DIRECTIONS — Go through the listing and copy every line word for word.

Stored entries

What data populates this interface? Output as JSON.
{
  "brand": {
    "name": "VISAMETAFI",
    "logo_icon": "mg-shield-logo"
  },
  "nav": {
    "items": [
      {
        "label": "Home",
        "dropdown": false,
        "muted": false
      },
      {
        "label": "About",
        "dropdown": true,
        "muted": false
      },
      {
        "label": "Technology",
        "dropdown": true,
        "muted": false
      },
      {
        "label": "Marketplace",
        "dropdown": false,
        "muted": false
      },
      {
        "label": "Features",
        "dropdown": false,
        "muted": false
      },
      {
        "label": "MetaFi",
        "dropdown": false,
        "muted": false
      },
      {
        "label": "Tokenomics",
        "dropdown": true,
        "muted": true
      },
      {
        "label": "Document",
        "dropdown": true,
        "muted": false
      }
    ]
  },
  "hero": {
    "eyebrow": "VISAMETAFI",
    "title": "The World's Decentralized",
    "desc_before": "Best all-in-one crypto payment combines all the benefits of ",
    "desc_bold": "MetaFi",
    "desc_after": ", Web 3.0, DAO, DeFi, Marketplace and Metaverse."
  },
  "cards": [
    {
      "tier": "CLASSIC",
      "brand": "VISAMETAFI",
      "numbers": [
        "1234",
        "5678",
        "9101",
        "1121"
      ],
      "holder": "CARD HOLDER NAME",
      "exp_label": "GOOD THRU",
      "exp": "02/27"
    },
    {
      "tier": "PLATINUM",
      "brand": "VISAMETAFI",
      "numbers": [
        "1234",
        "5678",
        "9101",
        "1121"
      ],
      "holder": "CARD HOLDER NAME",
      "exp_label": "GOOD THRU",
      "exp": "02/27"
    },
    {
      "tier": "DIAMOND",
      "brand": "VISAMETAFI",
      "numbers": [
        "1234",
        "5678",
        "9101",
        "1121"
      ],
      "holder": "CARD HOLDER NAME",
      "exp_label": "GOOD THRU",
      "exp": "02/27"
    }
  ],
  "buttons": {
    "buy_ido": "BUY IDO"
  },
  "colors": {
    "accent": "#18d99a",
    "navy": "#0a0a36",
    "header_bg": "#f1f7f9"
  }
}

ANSWER IN FULL —
What data populates this interface? Output as JSON.
{
  "brand": {
    "name": "VISAMETAFI",
    "logo_icon": "mg-shield-logo"
  },
  "nav": {
    "items": [
      {
        "label": "Home",
        "dropdown": false,
        "muted": false
      },
      {
        "label": "About",
        "dropdown": true,
        "muted": false
      },
      {
        "label": "Technology",
        "dropdown": true,
        "muted": false
      },
      {
        "label": "Marketplace",
        "dropdown": false,
        "muted": false
      },
      {
        "label": "Features",
        "dropdown": false,
        "muted": false
      },
      {
        "label": "MetaFi",
        "dropdown": false,
        "muted": false
      },
      {
        "label": "Tokenomics",
        "dropdown": true,
        "muted": true
      },
      {
        "label": "Document",
        "dropdown": true,
        "muted": false
      }
    ]
  },
  "hero": {
    "eyebrow": "VISAMETAFI",
    "title": "The World's Decentralized",
    "desc_before": "Best all-in-one crypto payment combines all the benefits of ",
    "desc_bold": "MetaFi",
    "desc_after": ", Web 3.0, DAO, DeFi, Marketplace and Metaverse."
  },
  "cards": [
    {
      "tier": "CLASSIC",
      "brand": "VISAMETAFI",
      "numbers": [
        "1234",
        "5678",
        "9101",
        "1121"
      ],
      "holder": "CARD HOLDER NAME",
      "exp_label": "GOOD THRU",
      "exp": "02/27"
    },
    {
      "tier": "PLATINUM",
      "brand": "VISAMETAFI",
      "numbers": [
        "1234",
        "5678",
        "9101",
        "1121"
      ],
      "holder": "CARD HOLDER NAME",
      "exp_label": "GOOD THRU",
      "exp": "02/27"
    },
    {
      "tier": "DIAMOND",
      "brand": "VISAMETAFI",
      "numbers": [
        "1234",
        "5678",
        "9101",
        "1121"
      ],
      "holder": "CARD HOLDER NAME",
      "exp_label": "GOOD THRU",
      "exp": "02/27"
    }
  ],
  "buttons": {
    "buy_ido": "BUY IDO"
  },
  "colors": {
    "accent": "#18d99a",
    "navy": "#0a0a36",
    "header_bg": "#f1f7f9"
  }
}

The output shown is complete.